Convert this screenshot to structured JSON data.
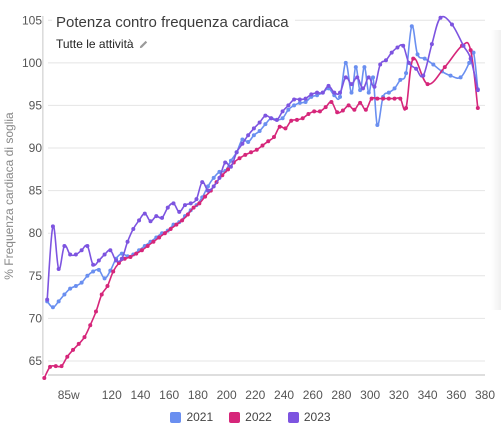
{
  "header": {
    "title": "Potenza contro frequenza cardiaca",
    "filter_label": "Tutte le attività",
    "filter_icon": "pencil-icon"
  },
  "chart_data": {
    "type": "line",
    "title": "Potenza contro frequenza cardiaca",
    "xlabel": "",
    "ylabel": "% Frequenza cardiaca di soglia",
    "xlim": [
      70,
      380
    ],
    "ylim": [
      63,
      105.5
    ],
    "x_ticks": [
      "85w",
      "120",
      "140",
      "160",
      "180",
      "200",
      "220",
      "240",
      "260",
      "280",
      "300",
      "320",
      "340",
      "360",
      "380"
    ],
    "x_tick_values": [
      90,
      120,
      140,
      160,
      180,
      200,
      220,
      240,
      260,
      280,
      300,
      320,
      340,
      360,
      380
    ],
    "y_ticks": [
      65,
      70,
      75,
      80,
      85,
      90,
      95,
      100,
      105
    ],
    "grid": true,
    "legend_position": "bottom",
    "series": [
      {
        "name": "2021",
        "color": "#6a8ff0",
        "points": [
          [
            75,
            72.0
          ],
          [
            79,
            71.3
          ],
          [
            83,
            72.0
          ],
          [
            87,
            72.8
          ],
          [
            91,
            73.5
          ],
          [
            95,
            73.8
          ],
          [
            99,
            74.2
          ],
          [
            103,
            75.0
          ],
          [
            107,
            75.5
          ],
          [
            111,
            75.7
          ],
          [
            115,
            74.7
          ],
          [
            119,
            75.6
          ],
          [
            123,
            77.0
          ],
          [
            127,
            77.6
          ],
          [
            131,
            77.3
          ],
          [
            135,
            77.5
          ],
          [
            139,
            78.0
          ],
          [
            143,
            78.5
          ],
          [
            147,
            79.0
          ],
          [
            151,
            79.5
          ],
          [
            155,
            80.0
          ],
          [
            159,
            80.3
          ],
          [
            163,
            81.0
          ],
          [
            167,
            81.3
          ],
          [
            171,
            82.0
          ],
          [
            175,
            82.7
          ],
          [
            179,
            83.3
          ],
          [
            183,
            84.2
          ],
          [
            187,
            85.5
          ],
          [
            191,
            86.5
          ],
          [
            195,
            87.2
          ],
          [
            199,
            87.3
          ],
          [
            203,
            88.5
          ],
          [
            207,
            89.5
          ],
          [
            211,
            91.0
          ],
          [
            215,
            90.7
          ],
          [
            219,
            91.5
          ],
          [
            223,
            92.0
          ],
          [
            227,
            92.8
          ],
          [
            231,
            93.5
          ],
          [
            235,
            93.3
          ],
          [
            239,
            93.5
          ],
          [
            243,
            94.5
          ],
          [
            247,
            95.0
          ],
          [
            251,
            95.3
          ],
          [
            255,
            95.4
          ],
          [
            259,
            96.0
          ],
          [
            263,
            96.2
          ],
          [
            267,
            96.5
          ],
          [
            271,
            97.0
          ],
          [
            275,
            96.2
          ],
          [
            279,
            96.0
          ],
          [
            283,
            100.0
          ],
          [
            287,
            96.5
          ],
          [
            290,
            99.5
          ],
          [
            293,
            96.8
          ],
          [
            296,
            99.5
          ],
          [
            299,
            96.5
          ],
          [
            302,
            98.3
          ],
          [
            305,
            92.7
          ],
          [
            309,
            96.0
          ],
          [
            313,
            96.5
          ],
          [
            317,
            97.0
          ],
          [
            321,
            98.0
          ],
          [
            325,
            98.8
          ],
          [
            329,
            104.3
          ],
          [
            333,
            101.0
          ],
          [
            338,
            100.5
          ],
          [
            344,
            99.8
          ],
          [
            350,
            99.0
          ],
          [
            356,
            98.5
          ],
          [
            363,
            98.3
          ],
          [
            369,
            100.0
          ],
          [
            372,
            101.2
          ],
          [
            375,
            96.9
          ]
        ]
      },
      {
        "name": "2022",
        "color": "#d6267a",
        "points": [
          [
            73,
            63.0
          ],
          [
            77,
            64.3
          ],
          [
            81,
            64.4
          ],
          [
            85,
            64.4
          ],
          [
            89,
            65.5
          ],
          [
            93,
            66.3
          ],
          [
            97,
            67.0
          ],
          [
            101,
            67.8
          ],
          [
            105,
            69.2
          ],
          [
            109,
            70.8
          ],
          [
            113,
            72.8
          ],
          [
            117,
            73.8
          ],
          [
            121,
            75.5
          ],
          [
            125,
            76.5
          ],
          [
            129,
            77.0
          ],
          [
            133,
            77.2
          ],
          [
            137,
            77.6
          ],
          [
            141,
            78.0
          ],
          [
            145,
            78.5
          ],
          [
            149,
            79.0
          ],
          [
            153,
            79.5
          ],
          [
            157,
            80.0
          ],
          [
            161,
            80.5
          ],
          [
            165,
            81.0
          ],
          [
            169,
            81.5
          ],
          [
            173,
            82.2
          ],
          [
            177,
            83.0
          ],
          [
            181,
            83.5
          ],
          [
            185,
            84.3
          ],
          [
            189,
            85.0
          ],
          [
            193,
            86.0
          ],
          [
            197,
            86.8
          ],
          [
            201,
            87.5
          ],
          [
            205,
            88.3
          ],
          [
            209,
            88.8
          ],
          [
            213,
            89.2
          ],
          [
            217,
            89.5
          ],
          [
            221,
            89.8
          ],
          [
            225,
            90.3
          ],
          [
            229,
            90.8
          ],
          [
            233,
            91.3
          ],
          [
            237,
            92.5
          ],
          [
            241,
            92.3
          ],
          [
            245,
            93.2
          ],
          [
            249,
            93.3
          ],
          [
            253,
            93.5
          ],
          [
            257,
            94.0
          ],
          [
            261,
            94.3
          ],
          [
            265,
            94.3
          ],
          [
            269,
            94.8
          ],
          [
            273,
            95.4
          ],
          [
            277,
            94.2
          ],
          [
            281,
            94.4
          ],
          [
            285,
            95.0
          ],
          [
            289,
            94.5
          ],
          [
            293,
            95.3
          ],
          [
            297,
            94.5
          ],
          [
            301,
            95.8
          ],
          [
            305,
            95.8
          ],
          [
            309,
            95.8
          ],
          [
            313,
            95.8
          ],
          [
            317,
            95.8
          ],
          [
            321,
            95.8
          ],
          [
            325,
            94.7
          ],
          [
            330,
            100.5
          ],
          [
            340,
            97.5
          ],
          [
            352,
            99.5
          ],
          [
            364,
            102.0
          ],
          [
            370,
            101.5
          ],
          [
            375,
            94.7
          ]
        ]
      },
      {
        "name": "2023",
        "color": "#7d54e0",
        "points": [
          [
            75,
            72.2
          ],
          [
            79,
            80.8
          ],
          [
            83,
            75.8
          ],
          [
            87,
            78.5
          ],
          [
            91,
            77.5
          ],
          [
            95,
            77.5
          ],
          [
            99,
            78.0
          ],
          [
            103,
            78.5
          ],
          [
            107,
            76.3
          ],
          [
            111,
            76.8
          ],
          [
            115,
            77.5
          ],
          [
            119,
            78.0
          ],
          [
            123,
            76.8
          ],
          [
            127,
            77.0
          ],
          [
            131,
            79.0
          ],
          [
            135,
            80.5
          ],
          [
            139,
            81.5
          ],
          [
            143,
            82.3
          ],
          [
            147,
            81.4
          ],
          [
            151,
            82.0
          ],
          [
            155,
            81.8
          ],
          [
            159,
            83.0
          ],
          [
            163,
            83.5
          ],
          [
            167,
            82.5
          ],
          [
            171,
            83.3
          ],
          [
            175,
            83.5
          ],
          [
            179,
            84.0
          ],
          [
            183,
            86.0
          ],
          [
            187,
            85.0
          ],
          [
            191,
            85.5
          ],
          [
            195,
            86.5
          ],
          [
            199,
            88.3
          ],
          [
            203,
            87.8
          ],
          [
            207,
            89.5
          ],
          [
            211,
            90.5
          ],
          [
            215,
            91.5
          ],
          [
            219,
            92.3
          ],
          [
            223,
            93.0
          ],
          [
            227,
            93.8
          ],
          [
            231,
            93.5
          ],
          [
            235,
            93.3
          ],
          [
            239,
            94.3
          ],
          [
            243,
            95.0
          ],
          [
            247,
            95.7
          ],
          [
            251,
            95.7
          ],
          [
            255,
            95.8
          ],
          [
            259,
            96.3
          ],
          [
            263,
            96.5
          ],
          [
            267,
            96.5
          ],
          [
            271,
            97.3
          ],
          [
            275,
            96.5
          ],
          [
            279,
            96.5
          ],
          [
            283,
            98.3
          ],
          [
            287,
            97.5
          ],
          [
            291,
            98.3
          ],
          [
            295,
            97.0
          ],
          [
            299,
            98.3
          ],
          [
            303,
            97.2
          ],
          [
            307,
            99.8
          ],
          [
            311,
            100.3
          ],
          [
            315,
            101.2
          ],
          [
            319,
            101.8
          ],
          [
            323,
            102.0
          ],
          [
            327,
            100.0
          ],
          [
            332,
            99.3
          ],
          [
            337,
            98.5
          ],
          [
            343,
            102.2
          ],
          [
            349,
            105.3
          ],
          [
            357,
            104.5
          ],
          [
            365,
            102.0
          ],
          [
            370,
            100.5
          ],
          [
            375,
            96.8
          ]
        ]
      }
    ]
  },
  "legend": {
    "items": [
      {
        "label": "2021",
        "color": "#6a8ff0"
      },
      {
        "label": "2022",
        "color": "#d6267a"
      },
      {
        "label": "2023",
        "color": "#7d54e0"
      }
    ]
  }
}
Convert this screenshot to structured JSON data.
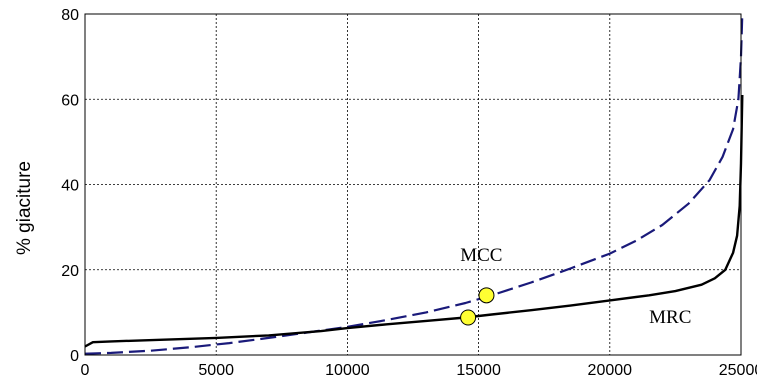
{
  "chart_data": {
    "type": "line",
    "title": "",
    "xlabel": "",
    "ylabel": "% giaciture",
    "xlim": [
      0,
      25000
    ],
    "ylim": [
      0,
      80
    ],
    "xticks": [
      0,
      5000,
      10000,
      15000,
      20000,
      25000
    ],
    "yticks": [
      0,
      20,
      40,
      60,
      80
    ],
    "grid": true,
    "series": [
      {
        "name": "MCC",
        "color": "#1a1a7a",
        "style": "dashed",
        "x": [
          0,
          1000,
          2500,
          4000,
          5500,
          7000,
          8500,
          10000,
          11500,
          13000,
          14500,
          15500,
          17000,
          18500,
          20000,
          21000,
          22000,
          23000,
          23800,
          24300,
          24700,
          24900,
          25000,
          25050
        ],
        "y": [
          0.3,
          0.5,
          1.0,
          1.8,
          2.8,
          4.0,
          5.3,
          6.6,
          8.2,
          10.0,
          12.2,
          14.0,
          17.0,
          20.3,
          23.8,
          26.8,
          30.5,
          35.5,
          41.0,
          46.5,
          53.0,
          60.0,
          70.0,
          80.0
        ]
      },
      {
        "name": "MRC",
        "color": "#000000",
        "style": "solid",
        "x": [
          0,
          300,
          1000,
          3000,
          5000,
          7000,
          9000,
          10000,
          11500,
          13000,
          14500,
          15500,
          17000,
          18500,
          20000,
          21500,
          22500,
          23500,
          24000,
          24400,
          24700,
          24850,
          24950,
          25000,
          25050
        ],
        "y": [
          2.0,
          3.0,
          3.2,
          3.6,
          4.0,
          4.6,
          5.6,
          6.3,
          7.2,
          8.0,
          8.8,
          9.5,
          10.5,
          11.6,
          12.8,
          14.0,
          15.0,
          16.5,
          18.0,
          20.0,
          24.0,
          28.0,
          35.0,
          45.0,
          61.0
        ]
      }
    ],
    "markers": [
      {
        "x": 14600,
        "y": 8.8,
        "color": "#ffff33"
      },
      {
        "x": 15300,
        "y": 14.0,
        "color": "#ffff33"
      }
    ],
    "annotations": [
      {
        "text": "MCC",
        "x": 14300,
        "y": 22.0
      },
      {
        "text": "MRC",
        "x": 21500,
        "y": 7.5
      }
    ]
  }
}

**What the task asks**
Return the lines of the records that include the string "ylabel".

**Solution for this exercise**
    "ylabel": "% Frequenza cardiaca di soglia",
    "ylabel": "% giaciture",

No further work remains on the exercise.